▸ **Your instructions**
Which lines in the records below contain the word "marker"? Copy each one out.

========================================

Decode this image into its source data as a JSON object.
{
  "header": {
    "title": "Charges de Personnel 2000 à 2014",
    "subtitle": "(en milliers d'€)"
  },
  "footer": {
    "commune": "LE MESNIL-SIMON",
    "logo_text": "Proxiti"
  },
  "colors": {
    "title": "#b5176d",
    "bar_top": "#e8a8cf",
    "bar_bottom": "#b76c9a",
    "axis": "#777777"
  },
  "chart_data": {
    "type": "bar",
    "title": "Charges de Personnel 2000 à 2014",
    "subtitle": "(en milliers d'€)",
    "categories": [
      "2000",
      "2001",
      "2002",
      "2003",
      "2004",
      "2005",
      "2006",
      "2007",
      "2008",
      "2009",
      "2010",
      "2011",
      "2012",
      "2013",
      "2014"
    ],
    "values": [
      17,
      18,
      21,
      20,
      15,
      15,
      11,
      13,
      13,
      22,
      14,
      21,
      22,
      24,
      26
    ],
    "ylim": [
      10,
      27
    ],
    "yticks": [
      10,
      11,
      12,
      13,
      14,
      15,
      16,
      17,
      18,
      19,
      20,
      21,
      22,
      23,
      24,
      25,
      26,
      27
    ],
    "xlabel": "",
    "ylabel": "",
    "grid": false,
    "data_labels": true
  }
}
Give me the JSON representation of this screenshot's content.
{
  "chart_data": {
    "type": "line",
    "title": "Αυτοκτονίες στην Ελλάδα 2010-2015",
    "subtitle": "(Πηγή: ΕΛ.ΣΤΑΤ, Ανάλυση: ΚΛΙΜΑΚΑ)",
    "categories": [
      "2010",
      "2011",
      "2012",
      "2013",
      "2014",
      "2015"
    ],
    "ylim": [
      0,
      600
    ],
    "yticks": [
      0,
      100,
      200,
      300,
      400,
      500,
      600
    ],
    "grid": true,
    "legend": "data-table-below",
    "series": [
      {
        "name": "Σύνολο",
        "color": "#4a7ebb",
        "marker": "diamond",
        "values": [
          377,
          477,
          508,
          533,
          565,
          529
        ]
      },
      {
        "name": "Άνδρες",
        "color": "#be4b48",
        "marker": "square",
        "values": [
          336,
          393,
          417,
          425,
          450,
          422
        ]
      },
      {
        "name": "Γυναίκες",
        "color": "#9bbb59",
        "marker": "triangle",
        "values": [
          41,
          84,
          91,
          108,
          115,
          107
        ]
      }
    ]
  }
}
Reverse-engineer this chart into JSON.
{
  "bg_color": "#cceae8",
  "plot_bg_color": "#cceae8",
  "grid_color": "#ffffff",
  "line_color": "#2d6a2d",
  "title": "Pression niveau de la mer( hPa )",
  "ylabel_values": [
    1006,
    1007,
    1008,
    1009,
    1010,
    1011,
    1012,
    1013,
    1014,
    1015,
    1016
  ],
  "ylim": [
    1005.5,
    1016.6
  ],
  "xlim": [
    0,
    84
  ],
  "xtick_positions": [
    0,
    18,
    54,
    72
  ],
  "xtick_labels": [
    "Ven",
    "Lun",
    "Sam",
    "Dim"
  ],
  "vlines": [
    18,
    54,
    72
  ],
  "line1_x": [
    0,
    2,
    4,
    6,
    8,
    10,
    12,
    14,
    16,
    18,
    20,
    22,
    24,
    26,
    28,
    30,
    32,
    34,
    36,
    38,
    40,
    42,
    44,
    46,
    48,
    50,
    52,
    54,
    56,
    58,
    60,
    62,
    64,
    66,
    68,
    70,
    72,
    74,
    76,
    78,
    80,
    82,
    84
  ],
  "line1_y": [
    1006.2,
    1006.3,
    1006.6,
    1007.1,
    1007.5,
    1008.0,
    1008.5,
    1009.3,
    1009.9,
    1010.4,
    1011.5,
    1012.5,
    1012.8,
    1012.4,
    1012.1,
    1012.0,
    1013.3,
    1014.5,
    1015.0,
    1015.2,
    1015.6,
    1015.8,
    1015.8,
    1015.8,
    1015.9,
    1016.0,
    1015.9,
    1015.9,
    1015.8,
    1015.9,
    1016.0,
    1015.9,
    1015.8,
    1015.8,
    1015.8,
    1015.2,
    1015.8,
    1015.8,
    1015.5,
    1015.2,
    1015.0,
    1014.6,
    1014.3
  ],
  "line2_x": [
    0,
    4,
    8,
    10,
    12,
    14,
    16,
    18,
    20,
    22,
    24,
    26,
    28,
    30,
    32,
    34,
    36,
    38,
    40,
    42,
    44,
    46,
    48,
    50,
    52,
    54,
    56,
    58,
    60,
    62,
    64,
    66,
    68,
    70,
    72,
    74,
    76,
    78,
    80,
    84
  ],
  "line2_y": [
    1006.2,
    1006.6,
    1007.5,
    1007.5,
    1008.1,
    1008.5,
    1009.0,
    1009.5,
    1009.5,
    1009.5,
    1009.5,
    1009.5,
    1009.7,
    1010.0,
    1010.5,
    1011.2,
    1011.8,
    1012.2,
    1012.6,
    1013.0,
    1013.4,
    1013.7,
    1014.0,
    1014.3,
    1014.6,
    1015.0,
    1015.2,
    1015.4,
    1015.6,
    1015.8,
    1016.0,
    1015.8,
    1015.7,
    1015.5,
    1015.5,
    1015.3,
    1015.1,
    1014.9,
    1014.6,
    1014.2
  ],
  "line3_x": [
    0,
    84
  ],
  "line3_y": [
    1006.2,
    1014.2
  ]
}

========================================

▸ **Solution**
        "marker": "diamond",
        "marker": "square",
        "marker": "triangle",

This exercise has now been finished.